** start of Data in this exercise **
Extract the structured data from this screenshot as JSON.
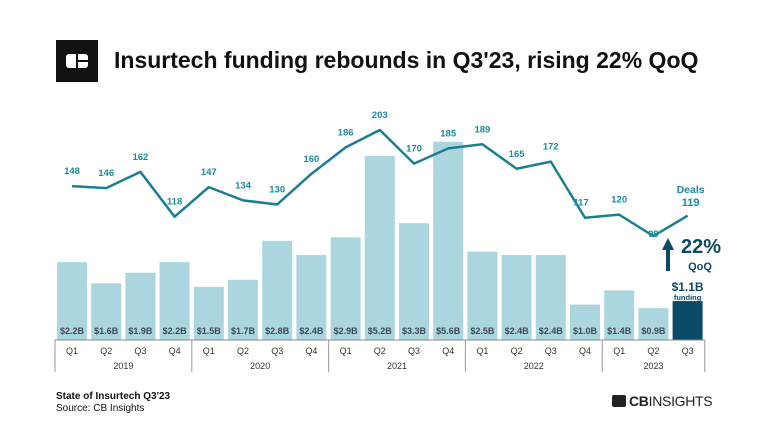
{
  "header": {
    "title": "Insurtech funding rebounds in Q3'23, rising 22% QoQ",
    "logo_text": "CB"
  },
  "footer": {
    "report": "State of Insurtech Q3'23",
    "source": "Source: CB Insights",
    "brand": "CBINSIGHTS"
  },
  "colors": {
    "bar": "#abd6df",
    "bar_highlight": "#0b4a66",
    "line": "#1a7f93",
    "label_line": "#1a8aa0",
    "bar_label": "#3d4a55"
  },
  "chart_data": {
    "type": "bar+line",
    "years": [
      "2019",
      "2020",
      "2021",
      "2022",
      "2023"
    ],
    "categories": [
      "Q1",
      "Q2",
      "Q3",
      "Q4",
      "Q1",
      "Q2",
      "Q3",
      "Q4",
      "Q1",
      "Q2",
      "Q3",
      "Q4",
      "Q1",
      "Q2",
      "Q3",
      "Q4",
      "Q1",
      "Q2",
      "Q3"
    ],
    "category_years": [
      "2019",
      "2019",
      "2019",
      "2019",
      "2020",
      "2020",
      "2020",
      "2020",
      "2021",
      "2021",
      "2021",
      "2021",
      "2022",
      "2022",
      "2022",
      "2022",
      "2023",
      "2023",
      "2023"
    ],
    "series": [
      {
        "name": "funding",
        "type": "bar",
        "unit": "$B",
        "values": [
          2.2,
          1.6,
          1.9,
          2.2,
          1.5,
          1.7,
          2.8,
          2.4,
          2.9,
          5.2,
          3.3,
          5.6,
          2.5,
          2.4,
          2.4,
          1.0,
          1.4,
          0.9,
          1.1
        ],
        "labels": [
          "$2.2B",
          "$1.6B",
          "$1.9B",
          "$2.2B",
          "$1.5B",
          "$1.7B",
          "$2.8B",
          "$2.4B",
          "$2.9B",
          "$5.2B",
          "$3.3B",
          "$5.6B",
          "$2.5B",
          "$2.4B",
          "$2.4B",
          "$1.0B",
          "$1.4B",
          "$0.9B",
          "$1.1B"
        ]
      },
      {
        "name": "Deals",
        "type": "line",
        "values": [
          148,
          146,
          162,
          118,
          147,
          134,
          130,
          160,
          186,
          203,
          170,
          185,
          189,
          165,
          172,
          117,
          120,
          99,
          119
        ]
      }
    ],
    "annotations": {
      "deals_label": "Deals",
      "growth": "22%",
      "growth_sub": "QoQ",
      "funding_callout": "$1.1B",
      "funding_sub": "funding",
      "arrow": "arrow-up-icon"
    },
    "grid": false
  }
}
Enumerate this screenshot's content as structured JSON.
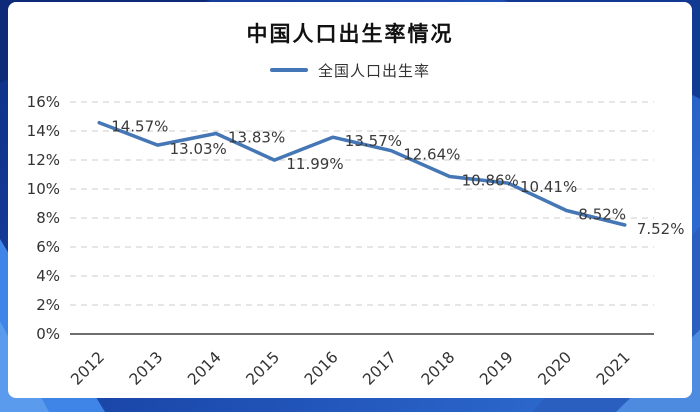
{
  "header": {
    "title": "中国人口出生率情况",
    "legend_label": "全国人口出生率"
  },
  "colors": {
    "line": "#4576b5",
    "grid": "#cccccc",
    "axis": "#3f3f3f",
    "tick_text": "#333333",
    "data_label_text": "#3a3a3a",
    "card_bg": "#ffffff",
    "background_blue": "#1c4aad"
  },
  "chart_data": {
    "type": "line",
    "title": "中国人口出生率情况",
    "legend": [
      "全国人口出生率"
    ],
    "legend_position": "top",
    "categories": [
      "2012",
      "2013",
      "2014",
      "2015",
      "2016",
      "2017",
      "2018",
      "2019",
      "2020",
      "2021"
    ],
    "series": [
      {
        "name": "全国人口出生率",
        "values": [
          14.57,
          13.03,
          13.83,
          11.99,
          13.57,
          12.64,
          10.86,
          10.41,
          8.52,
          7.52
        ]
      }
    ],
    "data_labels": [
      "14.57%",
      "13.03%",
      "13.83%",
      "11.99%",
      "13.57%",
      "12.64%",
      "10.86%",
      "10.41%",
      "8.52%",
      "7.52%"
    ],
    "xlabel": "",
    "ylabel": "",
    "ylim": [
      0,
      16
    ],
    "ytick_step": 2,
    "ytick_labels": [
      "0%",
      "2%",
      "4%",
      "6%",
      "8%",
      "10%",
      "12%",
      "14%",
      "16%"
    ],
    "grid": "dashed-horizontal",
    "line_color": "#4576b5"
  }
}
** end of Data in this exercise **
Written task: List every line above containing the word "structured".

Exercise result:
Extract the structured data from this screenshot as JSON.
Enumerate this screenshot's content as structured JSON.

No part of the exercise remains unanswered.